Data for this exercise ▸
+--

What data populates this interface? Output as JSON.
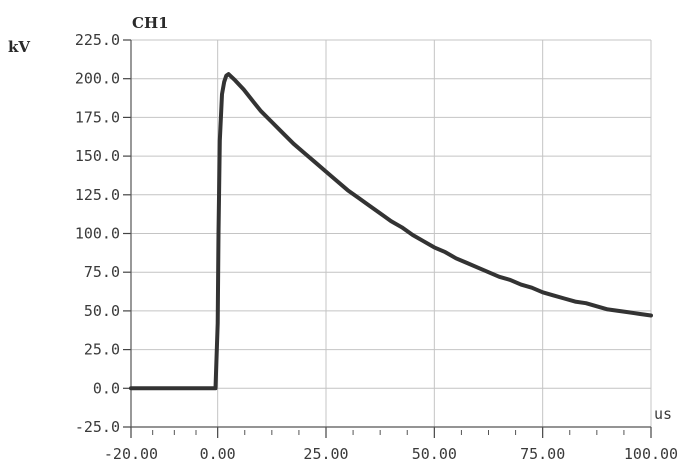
{
  "chart_data": {
    "type": "line",
    "title": "CH1",
    "ylabel": "kV",
    "xlabel": "us",
    "xlim": [
      -20,
      100
    ],
    "ylim": [
      -25,
      225
    ],
    "grid": true,
    "x_ticks": [
      -20,
      0,
      25,
      50,
      75,
      100
    ],
    "x_tick_labels": [
      "-20.00",
      "0.00",
      "25.00",
      "50.00",
      "75.00",
      "100.00"
    ],
    "y_ticks": [
      -25,
      0,
      25,
      50,
      75,
      100,
      125,
      150,
      175,
      200,
      225
    ],
    "y_tick_labels": [
      "-25.0",
      "0.0",
      "25.0",
      "50.0",
      "75.0",
      "100.0",
      "125.0",
      "150.0",
      "175.0",
      "200.0",
      "225.0"
    ],
    "series": [
      {
        "color": "#333333",
        "x": [
          -20,
          -15,
          -10,
          -5,
          -0.5,
          0,
          0.2,
          0.5,
          1,
          1.5,
          2,
          2.5,
          4,
          6,
          8,
          10,
          12.5,
          15,
          17.5,
          20,
          22.5,
          25,
          27.5,
          30,
          32.5,
          35,
          37.5,
          40,
          42.5,
          45,
          47.5,
          50,
          52.5,
          55,
          57.5,
          60,
          62.5,
          65,
          67.5,
          70,
          72.5,
          75,
          77.5,
          80,
          82.5,
          85,
          87.5,
          90,
          92.5,
          95,
          97.5,
          100
        ],
        "y": [
          0,
          0,
          0,
          0,
          0,
          42,
          100,
          160,
          190,
          198,
          202,
          203,
          199,
          193,
          186,
          179,
          172,
          165,
          158,
          152,
          146,
          140,
          134,
          128,
          123,
          118,
          113,
          108,
          104,
          99,
          95,
          91,
          88,
          84,
          81,
          78,
          75,
          72,
          70,
          67,
          65,
          62,
          60,
          58,
          56,
          55,
          53,
          51,
          50,
          49,
          48,
          47
        ]
      }
    ]
  }
}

+--

Exercise directions ▸
Write out the material above once more, exactly as it reads, with no pictures.

Task result ▸
What data populates this interface? Output as JSON.
{
  "chart_data": {
    "type": "line",
    "title": "CH1",
    "ylabel": "kV",
    "xlabel": "us",
    "xlim": [
      -20,
      100
    ],
    "ylim": [
      -25,
      225
    ],
    "grid": true,
    "x_ticks": [
      -20,
      0,
      25,
      50,
      75,
      100
    ],
    "x_tick_labels": [
      "-20.00",
      "0.00",
      "25.00",
      "50.00",
      "75.00",
      "100.00"
    ],
    "y_ticks": [
      -25,
      0,
      25,
      50,
      75,
      100,
      125,
      150,
      175,
      200,
      225
    ],
    "y_tick_labels": [
      "-25.0",
      "0.0",
      "25.0",
      "50.0",
      "75.0",
      "100.0",
      "125.0",
      "150.0",
      "175.0",
      "200.0",
      "225.0"
    ],
    "series": [
      {
        "color": "#333333",
        "x": [
          -20,
          -15,
          -10,
          -5,
          -0.5,
          0,
          0.2,
          0.5,
          1,
          1.5,
          2,
          2.5,
          4,
          6,
          8,
          10,
          12.5,
          15,
          17.5,
          20,
          22.5,
          25,
          27.5,
          30,
          32.5,
          35,
          37.5,
          40,
          42.5,
          45,
          47.5,
          50,
          52.5,
          55,
          57.5,
          60,
          62.5,
          65,
          67.5,
          70,
          72.5,
          75,
          77.5,
          80,
          82.5,
          85,
          87.5,
          90,
          92.5,
          95,
          97.5,
          100
        ],
        "y": [
          0,
          0,
          0,
          0,
          0,
          42,
          100,
          160,
          190,
          198,
          202,
          203,
          199,
          193,
          186,
          179,
          172,
          165,
          158,
          152,
          146,
          140,
          134,
          128,
          123,
          118,
          113,
          108,
          104,
          99,
          95,
          91,
          88,
          84,
          81,
          78,
          75,
          72,
          70,
          67,
          65,
          62,
          60,
          58,
          56,
          55,
          53,
          51,
          50,
          49,
          48,
          47
        ]
      }
    ]
  }
}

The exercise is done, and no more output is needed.